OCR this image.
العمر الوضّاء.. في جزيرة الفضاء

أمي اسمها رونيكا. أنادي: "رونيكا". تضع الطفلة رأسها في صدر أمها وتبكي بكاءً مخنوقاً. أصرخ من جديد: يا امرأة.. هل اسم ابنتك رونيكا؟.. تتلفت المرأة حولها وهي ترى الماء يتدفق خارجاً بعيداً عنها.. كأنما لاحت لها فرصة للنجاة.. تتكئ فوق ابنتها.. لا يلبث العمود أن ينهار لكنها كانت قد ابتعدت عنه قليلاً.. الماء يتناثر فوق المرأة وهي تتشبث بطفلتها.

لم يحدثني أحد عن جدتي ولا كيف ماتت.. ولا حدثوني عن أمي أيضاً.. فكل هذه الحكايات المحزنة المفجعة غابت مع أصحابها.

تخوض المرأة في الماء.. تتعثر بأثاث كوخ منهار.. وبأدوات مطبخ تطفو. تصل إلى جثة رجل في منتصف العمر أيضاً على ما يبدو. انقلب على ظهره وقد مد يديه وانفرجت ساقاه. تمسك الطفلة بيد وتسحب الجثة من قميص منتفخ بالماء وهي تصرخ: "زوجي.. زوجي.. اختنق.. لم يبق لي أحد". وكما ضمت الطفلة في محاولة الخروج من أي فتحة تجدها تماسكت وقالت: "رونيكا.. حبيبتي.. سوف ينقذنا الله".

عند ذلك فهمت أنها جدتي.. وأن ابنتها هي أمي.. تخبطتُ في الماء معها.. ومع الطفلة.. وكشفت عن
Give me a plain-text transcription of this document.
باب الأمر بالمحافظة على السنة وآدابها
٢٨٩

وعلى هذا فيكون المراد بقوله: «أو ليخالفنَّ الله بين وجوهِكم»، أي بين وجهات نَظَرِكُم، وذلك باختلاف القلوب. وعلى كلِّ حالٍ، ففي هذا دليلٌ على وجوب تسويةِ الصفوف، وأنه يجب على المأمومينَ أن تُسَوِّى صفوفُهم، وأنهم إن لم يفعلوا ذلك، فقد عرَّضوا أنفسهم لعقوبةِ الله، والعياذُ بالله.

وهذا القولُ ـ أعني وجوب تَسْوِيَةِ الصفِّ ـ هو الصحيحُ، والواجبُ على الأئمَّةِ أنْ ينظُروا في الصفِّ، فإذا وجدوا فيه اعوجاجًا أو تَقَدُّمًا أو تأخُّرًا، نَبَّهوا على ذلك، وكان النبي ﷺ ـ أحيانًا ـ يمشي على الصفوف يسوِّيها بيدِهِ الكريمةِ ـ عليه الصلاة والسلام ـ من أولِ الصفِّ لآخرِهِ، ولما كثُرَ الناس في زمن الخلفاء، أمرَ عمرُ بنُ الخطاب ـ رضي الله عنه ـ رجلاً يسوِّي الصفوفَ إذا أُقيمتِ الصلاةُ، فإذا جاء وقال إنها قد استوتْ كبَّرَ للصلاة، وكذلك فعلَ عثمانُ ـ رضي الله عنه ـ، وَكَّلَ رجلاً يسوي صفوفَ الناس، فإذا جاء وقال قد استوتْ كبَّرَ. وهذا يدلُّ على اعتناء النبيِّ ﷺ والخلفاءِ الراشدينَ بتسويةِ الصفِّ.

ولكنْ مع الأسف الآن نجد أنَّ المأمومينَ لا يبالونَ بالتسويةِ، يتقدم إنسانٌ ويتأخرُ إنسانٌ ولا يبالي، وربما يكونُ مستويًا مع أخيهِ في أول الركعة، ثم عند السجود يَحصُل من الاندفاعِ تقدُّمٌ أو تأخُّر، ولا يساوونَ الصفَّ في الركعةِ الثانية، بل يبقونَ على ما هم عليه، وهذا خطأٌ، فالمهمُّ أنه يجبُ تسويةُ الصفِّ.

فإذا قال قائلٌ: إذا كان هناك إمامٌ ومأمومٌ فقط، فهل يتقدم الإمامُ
+---+
YOUR TASK: Starting at the line that contains "Give me a plain-text", quote each remaining line of the entries above, unchanged.

OUTPUT FOR THIS TASK:
Give me a plain-text transcription of this document.
باب الأمر بالمحافظة على السنة وآدابها
٢٨٩

وعلى هذا فيكون المراد بقوله: «أو ليخالفنَّ الله بين وجوهِكم»، أي بين وجهات نَظَرِكُم، وذلك باختلاف القلوب. وعلى كلِّ حالٍ، ففي هذا دليلٌ على وجوب تسويةِ الصفوف، وأنه يجب على المأمومينَ أن تُسَوِّى صفوفُهم، وأنهم إن لم يفعلوا ذلك، فقد عرَّضوا أنفسهم لعقوبةِ الله، والعياذُ بالله.

وهذا القولُ ـ أعني وجوب تَسْوِيَةِ الصفِّ ـ هو الصحيحُ، والواجبُ على الأئمَّةِ أنْ ينظُروا في الصفِّ، فإذا وجدوا فيه اعوجاجًا أو تَقَدُّمًا أو تأخُّرًا، نَبَّهوا على ذلك، وكان النبي ﷺ ـ أحيانًا ـ يمشي على الصفوف يسوِّيها بيدِهِ الكريمةِ ـ عليه الصلاة والسلام ـ من أولِ الصفِّ لآخرِهِ، ولما كثُرَ الناس في زمن الخلفاء، أمرَ عمرُ بنُ الخطاب ـ رضي الله عنه ـ رجلاً يسوِّي الصفوفَ إذا أُقيمتِ الصلاةُ، فإذا جاء وقال إنها قد استوتْ كبَّرَ للصلاة، وكذلك فعلَ عثمانُ ـ رضي الله عنه ـ، وَكَّلَ رجلاً يسوي صفوفَ الناس، فإذا جاء وقال قد استوتْ كبَّرَ. وهذا يدلُّ على اعتناء النبيِّ ﷺ والخلفاءِ الراشدينَ بتسويةِ الصفِّ.

ولكنْ مع الأسف الآن نجد أنَّ المأمومينَ لا يبالونَ بالتسويةِ، يتقدم إنسانٌ ويتأخرُ إنسانٌ ولا يبالي، وربما يكونُ مستويًا مع أخيهِ في أول الركعة، ثم عند السجود يَحصُل من الاندفاعِ تقدُّمٌ أو تأخُّر، ولا يساوونَ الصفَّ في الركعةِ الثانية، بل يبقونَ على ما هم عليه، وهذا خطأٌ، فالمهمُّ أنه يجبُ تسويةُ الصفِّ.

فإذا قال قائلٌ: إذا كان هناك إمامٌ ومأمومٌ فقط، فهل يتقدم الإمامُ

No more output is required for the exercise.